• _What you have to do_: Scan the lines below for the string "bord" and copy every one that has it.
### Records for the task ###
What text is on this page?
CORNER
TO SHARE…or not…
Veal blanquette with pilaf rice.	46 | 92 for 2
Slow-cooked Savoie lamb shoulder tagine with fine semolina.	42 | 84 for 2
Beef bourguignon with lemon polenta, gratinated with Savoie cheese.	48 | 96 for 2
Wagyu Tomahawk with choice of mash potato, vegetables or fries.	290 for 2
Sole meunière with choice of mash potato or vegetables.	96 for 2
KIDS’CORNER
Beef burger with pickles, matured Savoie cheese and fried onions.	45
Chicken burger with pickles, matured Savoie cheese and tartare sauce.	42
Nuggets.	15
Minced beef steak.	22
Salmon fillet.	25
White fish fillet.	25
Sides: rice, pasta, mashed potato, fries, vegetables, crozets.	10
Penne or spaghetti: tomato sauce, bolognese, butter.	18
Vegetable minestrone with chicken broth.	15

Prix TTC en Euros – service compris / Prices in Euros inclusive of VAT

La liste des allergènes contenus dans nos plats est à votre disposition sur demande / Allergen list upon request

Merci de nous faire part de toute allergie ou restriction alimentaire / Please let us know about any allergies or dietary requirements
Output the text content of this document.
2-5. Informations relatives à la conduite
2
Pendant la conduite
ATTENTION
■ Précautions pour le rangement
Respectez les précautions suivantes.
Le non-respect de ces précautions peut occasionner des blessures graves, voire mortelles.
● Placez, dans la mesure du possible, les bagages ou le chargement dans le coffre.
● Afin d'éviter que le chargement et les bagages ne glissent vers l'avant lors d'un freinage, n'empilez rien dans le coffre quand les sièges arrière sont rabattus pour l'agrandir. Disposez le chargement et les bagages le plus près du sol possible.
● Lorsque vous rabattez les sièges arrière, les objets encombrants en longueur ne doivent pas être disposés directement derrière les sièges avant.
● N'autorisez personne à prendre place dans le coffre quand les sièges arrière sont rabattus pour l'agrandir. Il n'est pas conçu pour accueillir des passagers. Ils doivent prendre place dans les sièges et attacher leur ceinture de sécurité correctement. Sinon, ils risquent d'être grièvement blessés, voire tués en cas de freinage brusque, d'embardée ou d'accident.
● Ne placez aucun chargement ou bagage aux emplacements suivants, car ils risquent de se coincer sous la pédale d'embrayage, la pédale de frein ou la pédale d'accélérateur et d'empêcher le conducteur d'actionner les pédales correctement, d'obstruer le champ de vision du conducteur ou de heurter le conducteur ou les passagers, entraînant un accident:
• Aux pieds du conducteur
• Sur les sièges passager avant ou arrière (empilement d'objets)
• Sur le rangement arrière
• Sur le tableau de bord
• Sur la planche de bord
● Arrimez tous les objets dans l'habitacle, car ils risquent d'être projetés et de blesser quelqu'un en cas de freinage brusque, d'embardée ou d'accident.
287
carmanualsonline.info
###
• _Worked answer_:
• Sur le tableau de bord
• Sur la planche de bord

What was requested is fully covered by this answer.